TO DO.
A line counts if it contains the string "Figure"; say how many such lines there are, giving only the number.

━━ ENTRIES SHOWN

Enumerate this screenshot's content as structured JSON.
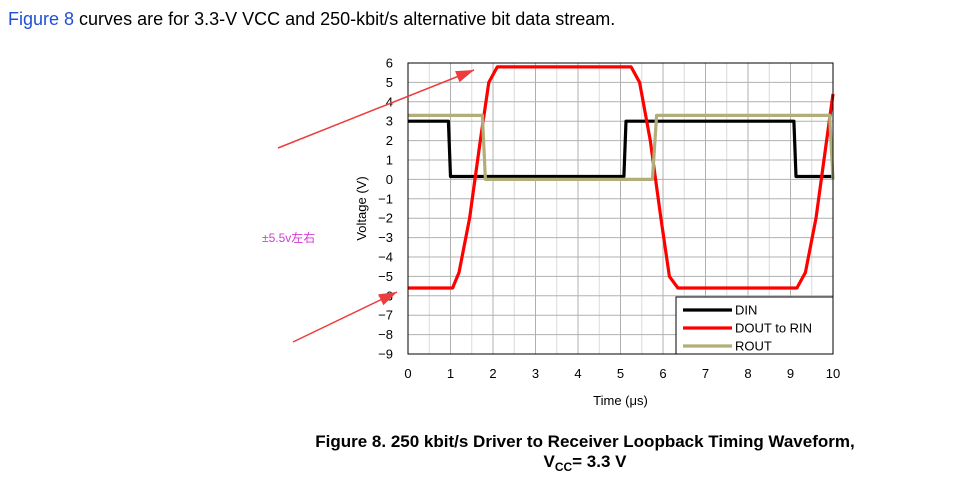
{
  "intro": {
    "link": "Figure 8",
    "text": " curves are for 3.3-V VCC and 250-kbit/s alternative bit data stream."
  },
  "annotation": {
    "note": "±5.5v左右",
    "arrow_color": "#ee3b3b",
    "note_color": "#d63bd6"
  },
  "caption": {
    "line1": "Figure 8.  250 kbit/s Driver to Receiver Loopback Timing Waveform,",
    "v": "V",
    "sub": "CC",
    "rest": "= 3.3 V"
  },
  "chart_data": {
    "type": "line",
    "title": "",
    "xlabel": "Time (μs)",
    "ylabel": "Voltage (V)",
    "xlim": [
      0,
      10
    ],
    "ylim": [
      -9,
      6
    ],
    "xticks": [
      "0",
      "1",
      "2",
      "3",
      "4",
      "5",
      "6",
      "7",
      "8",
      "9",
      "10"
    ],
    "yticks": [
      "6",
      "5",
      "4",
      "3",
      "2",
      "1",
      "0",
      "−1",
      "−2",
      "−3",
      "−4",
      "−5",
      "−6",
      "−7",
      "−8",
      "−9"
    ],
    "grid": true,
    "legend_position": "bottom-right",
    "series": [
      {
        "name": "DIN",
        "color": "#000000",
        "x": [
          0,
          0.95,
          1.0,
          5.08,
          5.13,
          9.08,
          9.13,
          10
        ],
        "y": [
          3.0,
          3.0,
          0.15,
          0.15,
          3.0,
          3.0,
          0.15,
          0.15
        ]
      },
      {
        "name": "DOUT to RIN",
        "color": "#ff0000",
        "x": [
          0,
          1.05,
          1.2,
          1.45,
          1.7,
          1.9,
          2.1,
          5.25,
          5.45,
          5.7,
          5.95,
          6.15,
          6.35,
          9.15,
          9.35,
          9.6,
          9.85,
          10
        ],
        "y": [
          -5.6,
          -5.6,
          -4.8,
          -2.0,
          2.0,
          5.0,
          5.8,
          5.8,
          5.0,
          2.0,
          -2.0,
          -5.0,
          -5.6,
          -5.6,
          -4.8,
          -2.0,
          2.0,
          4.4
        ]
      },
      {
        "name": "ROUT",
        "color": "#b2ae7a",
        "x": [
          0,
          1.75,
          1.82,
          5.75,
          5.85,
          9.92,
          10
        ],
        "y": [
          3.3,
          3.3,
          0.0,
          0.0,
          3.3,
          3.3,
          0.0
        ]
      }
    ]
  }
}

━━━━

THE RESULT.
2